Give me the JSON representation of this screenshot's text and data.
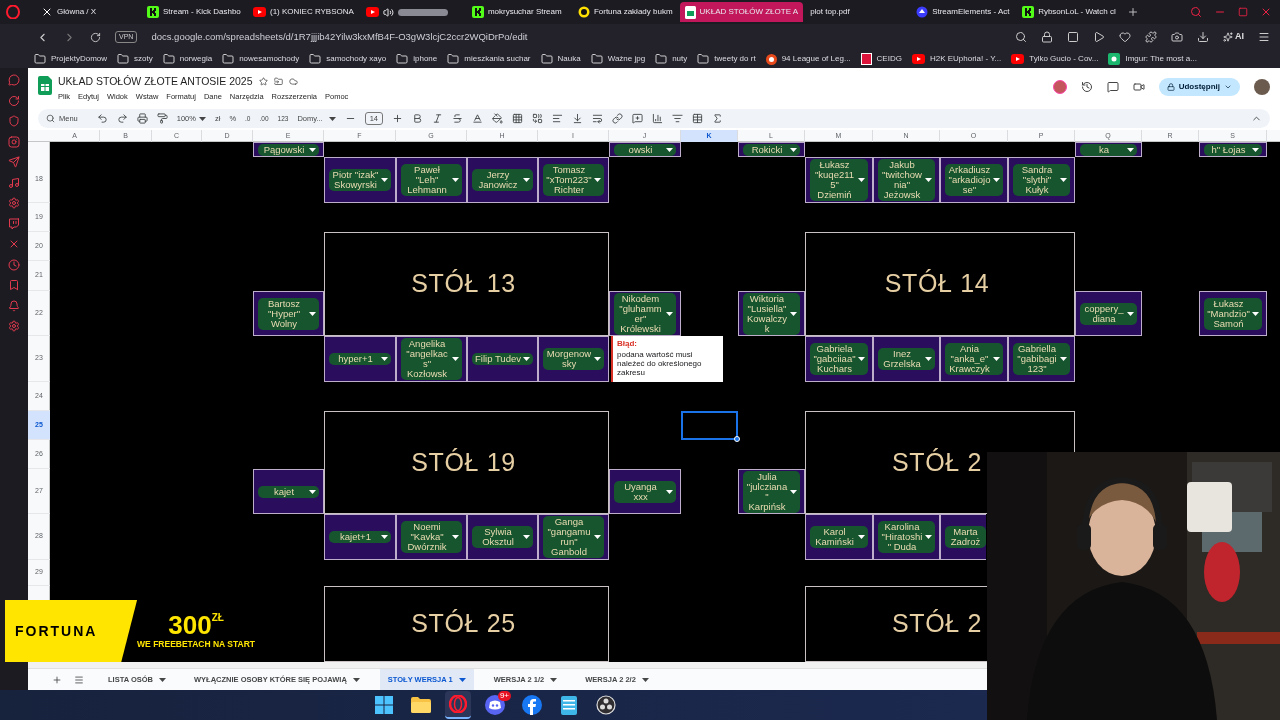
{
  "browser": {
    "tabs": [
      {
        "kind": "x",
        "title": "Główna / X",
        "selected": false
      },
      {
        "kind": "kick",
        "title": "Stream - Kick Dashbo",
        "selected": false
      },
      {
        "kind": "youtube",
        "title": "(1) KONIEC RYBSONA",
        "selected": false
      },
      {
        "kind": "blurred",
        "selected": false
      },
      {
        "kind": "kick",
        "title": "mokrysuchar Stream",
        "selected": false
      },
      {
        "kind": "fortuna",
        "title": "Fortuna zakłady bukm",
        "selected": false
      },
      {
        "kind": "sheets",
        "title": "UKŁAD STOŁÓW ZŁOTE A",
        "selected": true
      },
      {
        "kind": "pdf",
        "title": "plot top.pdf",
        "selected": false
      },
      {
        "kind": "streamelements",
        "title": "StreamElements - Act",
        "selected": false
      },
      {
        "kind": "kick",
        "title": "RybsonLoL - Watch cl",
        "selected": false
      }
    ],
    "vpn": "VPN",
    "address": "docs.google.com/spreadsheets/d/1R7jjjib42Yilw3kxMfB4F-O3gW3lcjC2ccr2WQiDrPo/edit",
    "ai": "AI",
    "bookmarks": [
      {
        "kind": "folder",
        "label": "ProjektyDomow"
      },
      {
        "kind": "folder",
        "label": "szoty"
      },
      {
        "kind": "folder",
        "label": "norwegia"
      },
      {
        "kind": "folder",
        "label": "nowesamochody"
      },
      {
        "kind": "folder",
        "label": "samochody xayo"
      },
      {
        "kind": "folder",
        "label": "iphone"
      },
      {
        "kind": "folder",
        "label": "mieszkania suchar"
      },
      {
        "kind": "folder",
        "label": "Nauka"
      },
      {
        "kind": "folder",
        "label": "Ważne jpg"
      },
      {
        "kind": "folder",
        "label": "nuty"
      },
      {
        "kind": "folder",
        "label": "tweety do rt"
      },
      {
        "kind": "league",
        "label": "94 League of Leg..."
      },
      {
        "kind": "ceidg",
        "label": "CEIDG"
      },
      {
        "kind": "youtube",
        "label": "H2K EUphoria! - Y..."
      },
      {
        "kind": "youtube",
        "label": "Tylko Gucio - Cov..."
      },
      {
        "kind": "imgur",
        "label": "Imgur: The most a..."
      }
    ]
  },
  "sheet": {
    "title": "UKŁAD STOŁÓW ZŁOTE ANTOSIE 2025",
    "menu": [
      "Plik",
      "Edytuj",
      "Widok",
      "Wstaw",
      "Formatuj",
      "Dane",
      "Narzędzia",
      "Rozszerzenia",
      "Pomoc"
    ],
    "share": "Udostępnij",
    "toolbar": {
      "search": "Menu",
      "zoom": "100%",
      "currency": "zł",
      "percent": "%",
      "dec_less": ".0",
      "dec_more": ".00",
      "format": "123",
      "font": "Domy...",
      "font_size": "14"
    },
    "columns": [
      {
        "label": "A",
        "selected": false
      },
      {
        "label": "B",
        "selected": false
      },
      {
        "label": "C",
        "selected": false
      },
      {
        "label": "D",
        "selected": false
      },
      {
        "label": "E",
        "selected": false
      },
      {
        "label": "F",
        "selected": false
      },
      {
        "label": "G",
        "selected": false
      },
      {
        "label": "H",
        "selected": false
      },
      {
        "label": "I",
        "selected": false
      },
      {
        "label": "J",
        "selected": false
      },
      {
        "label": "K",
        "selected": true
      },
      {
        "label": "L",
        "selected": false
      },
      {
        "label": "M",
        "selected": false
      },
      {
        "label": "N",
        "selected": false
      },
      {
        "label": "O",
        "selected": false
      },
      {
        "label": "P",
        "selected": false
      },
      {
        "label": "Q",
        "selected": false
      },
      {
        "label": "R",
        "selected": false
      },
      {
        "label": "S",
        "selected": false
      }
    ],
    "rows": [
      {
        "label": "18",
        "selected": false
      },
      {
        "label": "19",
        "selected": false
      },
      {
        "label": "20",
        "selected": false
      },
      {
        "label": "21",
        "selected": false
      },
      {
        "label": "22",
        "selected": false
      },
      {
        "label": "23",
        "selected": false
      },
      {
        "label": "24",
        "selected": false
      },
      {
        "label": "25",
        "selected": true
      },
      {
        "label": "26",
        "selected": false
      },
      {
        "label": "27",
        "selected": false
      },
      {
        "label": "28",
        "selected": false
      },
      {
        "label": "29",
        "selected": false
      }
    ],
    "tables": [
      {
        "left": "Pągowski",
        "right": "owski",
        "bottom": [
          "Piotr \"izak\" Skowyrski",
          "Paweł \"Leh\" Lehmann",
          "Jerzy Janowicz",
          "Tomasz \"xTom223\" Richter"
        ]
      },
      {
        "left": "Rokicki",
        "right": "ka",
        "bottom": [
          "Łukasz \"kuqe2115\" Dziemiń",
          "Jakub \"twitchownia\" Jeżowsk",
          "Arkadiusz \"arkadiojose\"",
          "Sandra \"slythi\" Kułyk"
        ]
      },
      {
        "name": "STÓŁ 13",
        "left": "Bartosz \"Hyper\" Wolny",
        "right": "Nikodem \"gluhammer\" Królewski",
        "bottom": [
          "hyper+1",
          "Angelika \"angelkacs\" Kozłowsk",
          "Filip Tudev",
          "Morgenowsky"
        ]
      },
      {
        "name": "STÓŁ 14",
        "left": "Wiktoria \"Lusiella\" Kowalczyk",
        "right": "coppery_diana",
        "bottom": [
          "Gabriela \"gabciiaa\" Kuchars",
          "Inez Grzelska",
          "Ania \"anka_e\" Krawczyk",
          "Gabriella \"gabibagi123\""
        ]
      },
      {
        "name": "STÓŁ 19",
        "left": "kajet",
        "right": "Uyanga xxx",
        "bottom": [
          "kajet+1",
          "Noemi \"Kavka\" Dwórznik",
          "Sylwia Oksztul",
          "Ganga \"gangamurun\" Ganbold"
        ]
      },
      {
        "name": "STÓŁ 2",
        "left": "Julia \"julcziana\" Karpińsk",
        "bottom": [
          "Karol Kamiński",
          "Karolina \"Hiratoshi\" Duda",
          "Marta Zadroż"
        ]
      },
      {
        "name": "STÓŁ 25"
      },
      {
        "name": "STÓŁ 2"
      }
    ],
    "edge_seats": [
      "h\" Łojas",
      "Łukasz \"Mandzio\" Samoń"
    ],
    "error_tooltip": {
      "title": "Błąd:",
      "message": "podana wartość musi należeć do określonego zakresu"
    },
    "sheet_tabs": [
      {
        "label": "LISTA OSÓB",
        "selected": false
      },
      {
        "label": "WYŁĄCZNIE OSOBY KTÓRE SIĘ POJAWIĄ",
        "selected": false
      },
      {
        "label": "STOŁY WERSJA 1",
        "selected": true
      },
      {
        "label": "WERSJA 2 1/2",
        "selected": false
      },
      {
        "label": "WERSJA 2 2/2",
        "selected": false
      }
    ]
  },
  "ad": {
    "brand": "FORTUNA",
    "amount": "300",
    "currency": "ZŁ",
    "tagline": "WE FREEBETACH NA START"
  },
  "taskbar": [
    {
      "kind": "windows",
      "active": false
    },
    {
      "kind": "folder",
      "active": false
    },
    {
      "kind": "opera",
      "active": true
    },
    {
      "kind": "discord",
      "badge": "9+",
      "active": false
    },
    {
      "kind": "facebook",
      "active": false
    },
    {
      "kind": "notepad",
      "active": false
    },
    {
      "kind": "obs",
      "active": false
    }
  ]
}
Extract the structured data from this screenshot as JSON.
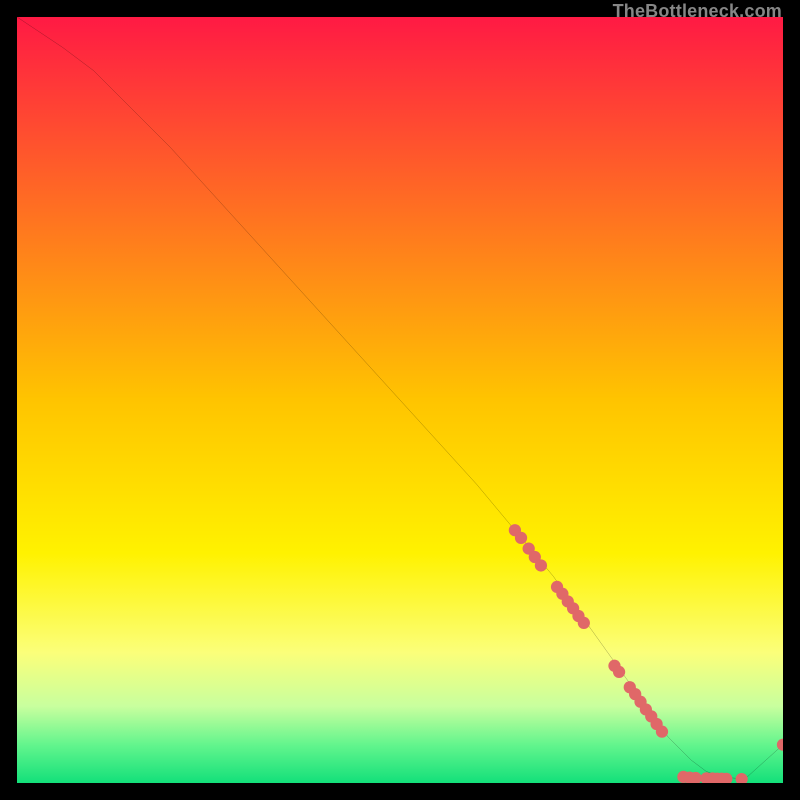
{
  "watermark": "TheBottleneck.com",
  "chart_data": {
    "type": "line",
    "title": "",
    "xlabel": "",
    "ylabel": "",
    "xlim": [
      0,
      100
    ],
    "ylim": [
      0,
      100
    ],
    "grid": false,
    "legend": false,
    "background_gradient": {
      "stops": [
        {
          "pos": 0.0,
          "color": "#ff1a44"
        },
        {
          "pos": 0.5,
          "color": "#ffc400"
        },
        {
          "pos": 0.7,
          "color": "#fff200"
        },
        {
          "pos": 0.83,
          "color": "#fbff7a"
        },
        {
          "pos": 0.9,
          "color": "#c8ff9e"
        },
        {
          "pos": 0.95,
          "color": "#63f58d"
        },
        {
          "pos": 1.0,
          "color": "#13e07a"
        }
      ]
    },
    "series": [
      {
        "name": "bottleneck-curve",
        "color": "#000000",
        "x": [
          0,
          3,
          6,
          10,
          15,
          20,
          30,
          40,
          50,
          60,
          65,
          70,
          75,
          80,
          85,
          88,
          90,
          92,
          95,
          100
        ],
        "y": [
          100,
          98,
          96,
          93,
          88,
          83,
          72,
          61,
          50,
          39,
          33,
          27,
          20,
          13,
          6,
          3,
          1.5,
          0.8,
          0.5,
          5
        ]
      }
    ],
    "points": {
      "name": "sample-points",
      "color": "#e06868",
      "radius_frac": 0.008,
      "data": [
        {
          "x": 65.0,
          "y": 33.0
        },
        {
          "x": 65.8,
          "y": 32.0
        },
        {
          "x": 66.8,
          "y": 30.6
        },
        {
          "x": 67.6,
          "y": 29.5
        },
        {
          "x": 68.4,
          "y": 28.4
        },
        {
          "x": 70.5,
          "y": 25.6
        },
        {
          "x": 71.2,
          "y": 24.7
        },
        {
          "x": 71.9,
          "y": 23.7
        },
        {
          "x": 72.6,
          "y": 22.8
        },
        {
          "x": 73.3,
          "y": 21.8
        },
        {
          "x": 74.0,
          "y": 20.9
        },
        {
          "x": 78.0,
          "y": 15.3
        },
        {
          "x": 78.6,
          "y": 14.5
        },
        {
          "x": 80.0,
          "y": 12.5
        },
        {
          "x": 80.7,
          "y": 11.6
        },
        {
          "x": 81.4,
          "y": 10.6
        },
        {
          "x": 82.1,
          "y": 9.6
        },
        {
          "x": 82.8,
          "y": 8.7
        },
        {
          "x": 83.5,
          "y": 7.7
        },
        {
          "x": 84.2,
          "y": 6.7
        },
        {
          "x": 87.0,
          "y": 0.8
        },
        {
          "x": 87.8,
          "y": 0.7
        },
        {
          "x": 88.6,
          "y": 0.65
        },
        {
          "x": 90.0,
          "y": 0.6
        },
        {
          "x": 90.8,
          "y": 0.58
        },
        {
          "x": 91.4,
          "y": 0.56
        },
        {
          "x": 92.0,
          "y": 0.55
        },
        {
          "x": 92.6,
          "y": 0.53
        },
        {
          "x": 94.6,
          "y": 0.5
        },
        {
          "x": 100.0,
          "y": 5.0
        }
      ]
    }
  }
}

++++++

[Written instruction] Among the entries above, how many lines hold the word "this"? Reply with only that number.

[The reply] 2